---------- Data for processing
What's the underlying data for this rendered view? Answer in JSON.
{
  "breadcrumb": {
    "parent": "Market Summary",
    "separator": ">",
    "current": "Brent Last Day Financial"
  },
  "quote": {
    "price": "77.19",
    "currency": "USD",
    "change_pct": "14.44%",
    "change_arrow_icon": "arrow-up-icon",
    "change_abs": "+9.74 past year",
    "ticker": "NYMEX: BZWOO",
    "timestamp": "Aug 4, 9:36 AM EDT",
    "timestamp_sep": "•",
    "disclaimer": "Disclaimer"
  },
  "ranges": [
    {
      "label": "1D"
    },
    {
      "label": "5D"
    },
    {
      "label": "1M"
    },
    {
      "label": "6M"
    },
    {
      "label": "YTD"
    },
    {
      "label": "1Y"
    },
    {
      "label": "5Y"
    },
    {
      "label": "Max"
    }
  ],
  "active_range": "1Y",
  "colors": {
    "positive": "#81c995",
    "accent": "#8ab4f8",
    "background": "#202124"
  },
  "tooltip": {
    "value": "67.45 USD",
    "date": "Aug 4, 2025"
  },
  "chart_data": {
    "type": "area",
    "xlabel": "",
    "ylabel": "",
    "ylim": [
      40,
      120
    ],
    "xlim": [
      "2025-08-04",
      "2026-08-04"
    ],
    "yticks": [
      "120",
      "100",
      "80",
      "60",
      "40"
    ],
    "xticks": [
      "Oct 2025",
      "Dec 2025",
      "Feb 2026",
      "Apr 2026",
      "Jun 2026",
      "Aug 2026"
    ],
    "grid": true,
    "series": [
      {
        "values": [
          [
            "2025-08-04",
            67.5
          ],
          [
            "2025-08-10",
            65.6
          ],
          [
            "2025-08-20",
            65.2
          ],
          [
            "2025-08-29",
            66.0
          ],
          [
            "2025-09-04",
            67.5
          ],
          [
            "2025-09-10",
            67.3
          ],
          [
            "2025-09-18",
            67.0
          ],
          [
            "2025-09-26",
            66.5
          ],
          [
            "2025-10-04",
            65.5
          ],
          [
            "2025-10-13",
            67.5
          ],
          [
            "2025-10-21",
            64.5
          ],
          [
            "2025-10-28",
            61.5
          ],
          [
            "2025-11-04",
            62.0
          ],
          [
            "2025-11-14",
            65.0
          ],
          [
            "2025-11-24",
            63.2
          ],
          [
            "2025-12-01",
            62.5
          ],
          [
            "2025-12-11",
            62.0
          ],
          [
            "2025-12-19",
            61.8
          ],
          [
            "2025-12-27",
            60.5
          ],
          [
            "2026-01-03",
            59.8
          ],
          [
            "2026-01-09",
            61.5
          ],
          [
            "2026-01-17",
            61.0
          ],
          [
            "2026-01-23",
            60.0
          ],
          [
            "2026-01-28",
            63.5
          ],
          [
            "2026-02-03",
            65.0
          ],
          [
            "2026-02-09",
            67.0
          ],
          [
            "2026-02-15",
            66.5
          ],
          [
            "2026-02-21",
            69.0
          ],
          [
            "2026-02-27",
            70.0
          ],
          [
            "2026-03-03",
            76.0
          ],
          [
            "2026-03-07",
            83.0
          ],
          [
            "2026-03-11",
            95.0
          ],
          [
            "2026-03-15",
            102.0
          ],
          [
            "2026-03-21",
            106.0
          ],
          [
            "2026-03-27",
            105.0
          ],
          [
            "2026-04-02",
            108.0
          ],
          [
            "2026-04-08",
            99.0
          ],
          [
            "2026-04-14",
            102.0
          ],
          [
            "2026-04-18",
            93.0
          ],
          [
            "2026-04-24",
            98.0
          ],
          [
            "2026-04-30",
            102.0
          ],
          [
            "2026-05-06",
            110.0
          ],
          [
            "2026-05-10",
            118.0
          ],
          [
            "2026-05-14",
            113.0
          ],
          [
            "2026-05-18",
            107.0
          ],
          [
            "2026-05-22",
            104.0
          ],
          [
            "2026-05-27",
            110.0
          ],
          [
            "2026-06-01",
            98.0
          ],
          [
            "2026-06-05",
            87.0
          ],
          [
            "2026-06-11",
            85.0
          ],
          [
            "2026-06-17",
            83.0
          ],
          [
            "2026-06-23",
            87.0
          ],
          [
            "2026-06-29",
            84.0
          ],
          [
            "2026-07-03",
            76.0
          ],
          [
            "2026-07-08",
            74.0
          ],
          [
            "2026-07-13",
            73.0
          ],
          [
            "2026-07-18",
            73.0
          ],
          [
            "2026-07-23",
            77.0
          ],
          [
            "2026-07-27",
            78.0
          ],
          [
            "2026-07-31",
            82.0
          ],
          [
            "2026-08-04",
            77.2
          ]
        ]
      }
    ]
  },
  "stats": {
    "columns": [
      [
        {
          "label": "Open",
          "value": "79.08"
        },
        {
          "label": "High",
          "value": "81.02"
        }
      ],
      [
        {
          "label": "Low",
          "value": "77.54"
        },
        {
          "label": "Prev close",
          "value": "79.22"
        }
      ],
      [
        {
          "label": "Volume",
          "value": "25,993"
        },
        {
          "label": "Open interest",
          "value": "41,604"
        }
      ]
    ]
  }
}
--------------------
▸ **Goal of the exercise**: Provide all the records again, word for word.

▸ **Reply to the exercise**:
What's the underlying data for this rendered view? Answer in JSON.
{
  "breadcrumb": {
    "parent": "Market Summary",
    "separator": ">",
    "current": "Brent Last Day Financial"
  },
  "quote": {
    "price": "77.19",
    "currency": "USD",
    "change_pct": "14.44%",
    "change_arrow_icon": "arrow-up-icon",
    "change_abs": "+9.74 past year",
    "ticker": "NYMEX: BZWOO",
    "timestamp": "Aug 4, 9:36 AM EDT",
    "timestamp_sep": "•",
    "disclaimer": "Disclaimer"
  },
  "ranges": [
    {
      "label": "1D"
    },
    {
      "label": "5D"
    },
    {
      "label": "1M"
    },
    {
      "label": "6M"
    },
    {
      "label": "YTD"
    },
    {
      "label": "1Y"
    },
    {
      "label": "5Y"
    },
    {
      "label": "Max"
    }
  ],
  "active_range": "1Y",
  "colors": {
    "positive": "#81c995",
    "accent": "#8ab4f8",
    "background": "#202124"
  },
  "tooltip": {
    "value": "67.45 USD",
    "date": "Aug 4, 2025"
  },
  "chart_data": {
    "type": "area",
    "xlabel": "",
    "ylabel": "",
    "ylim": [
      40,
      120
    ],
    "xlim": [
      "2025-08-04",
      "2026-08-04"
    ],
    "yticks": [
      "120",
      "100",
      "80",
      "60",
      "40"
    ],
    "xticks": [
      "Oct 2025",
      "Dec 2025",
      "Feb 2026",
      "Apr 2026",
      "Jun 2026",
      "Aug 2026"
    ],
    "grid": true,
    "series": [
      {
        "values": [
          [
            "2025-08-04",
            67.5
          ],
          [
            "2025-08-10",
            65.6
          ],
          [
            "2025-08-20",
            65.2
          ],
          [
            "2025-08-29",
            66.0
          ],
          [
            "2025-09-04",
            67.5
          ],
          [
            "2025-09-10",
            67.3
          ],
          [
            "2025-09-18",
            67.0
          ],
          [
            "2025-09-26",
            66.5
          ],
          [
            "2025-10-04",
            65.5
          ],
          [
            "2025-10-13",
            67.5
          ],
          [
            "2025-10-21",
            64.5
          ],
          [
            "2025-10-28",
            61.5
          ],
          [
            "2025-11-04",
            62.0
          ],
          [
            "2025-11-14",
            65.0
          ],
          [
            "2025-11-24",
            63.2
          ],
          [
            "2025-12-01",
            62.5
          ],
          [
            "2025-12-11",
            62.0
          ],
          [
            "2025-12-19",
            61.8
          ],
          [
            "2025-12-27",
            60.5
          ],
          [
            "2026-01-03",
            59.8
          ],
          [
            "2026-01-09",
            61.5
          ],
          [
            "2026-01-17",
            61.0
          ],
          [
            "2026-01-23",
            60.0
          ],
          [
            "2026-01-28",
            63.5
          ],
          [
            "2026-02-03",
            65.0
          ],
          [
            "2026-02-09",
            67.0
          ],
          [
            "2026-02-15",
            66.5
          ],
          [
            "2026-02-21",
            69.0
          ],
          [
            "2026-02-27",
            70.0
          ],
          [
            "2026-03-03",
            76.0
          ],
          [
            "2026-03-07",
            83.0
          ],
          [
            "2026-03-11",
            95.0
          ],
          [
            "2026-03-15",
            102.0
          ],
          [
            "2026-03-21",
            106.0
          ],
          [
            "2026-03-27",
            105.0
          ],
          [
            "2026-04-02",
            108.0
          ],
          [
            "2026-04-08",
            99.0
          ],
          [
            "2026-04-14",
            102.0
          ],
          [
            "2026-04-18",
            93.0
          ],
          [
            "2026-04-24",
            98.0
          ],
          [
            "2026-04-30",
            102.0
          ],
          [
            "2026-05-06",
            110.0
          ],
          [
            "2026-05-10",
            118.0
          ],
          [
            "2026-05-14",
            113.0
          ],
          [
            "2026-05-18",
            107.0
          ],
          [
            "2026-05-22",
            104.0
          ],
          [
            "2026-05-27",
            110.0
          ],
          [
            "2026-06-01",
            98.0
          ],
          [
            "2026-06-05",
            87.0
          ],
          [
            "2026-06-11",
            85.0
          ],
          [
            "2026-06-17",
            83.0
          ],
          [
            "2026-06-23",
            87.0
          ],
          [
            "2026-06-29",
            84.0
          ],
          [
            "2026-07-03",
            76.0
          ],
          [
            "2026-07-08",
            74.0
          ],
          [
            "2026-07-13",
            73.0
          ],
          [
            "2026-07-18",
            73.0
          ],
          [
            "2026-07-23",
            77.0
          ],
          [
            "2026-07-27",
            78.0
          ],
          [
            "2026-07-31",
            82.0
          ],
          [
            "2026-08-04",
            77.2
          ]
        ]
      }
    ]
  },
  "stats": {
    "columns": [
      [
        {
          "label": "Open",
          "value": "79.08"
        },
        {
          "label": "High",
          "value": "81.02"
        }
      ],
      [
        {
          "label": "Low",
          "value": "77.54"
        },
        {
          "label": "Prev close",
          "value": "79.22"
        }
      ],
      [
        {
          "label": "Volume",
          "value": "25,993"
        },
        {
          "label": "Open interest",
          "value": "41,604"
        }
      ]
    ]
  }
}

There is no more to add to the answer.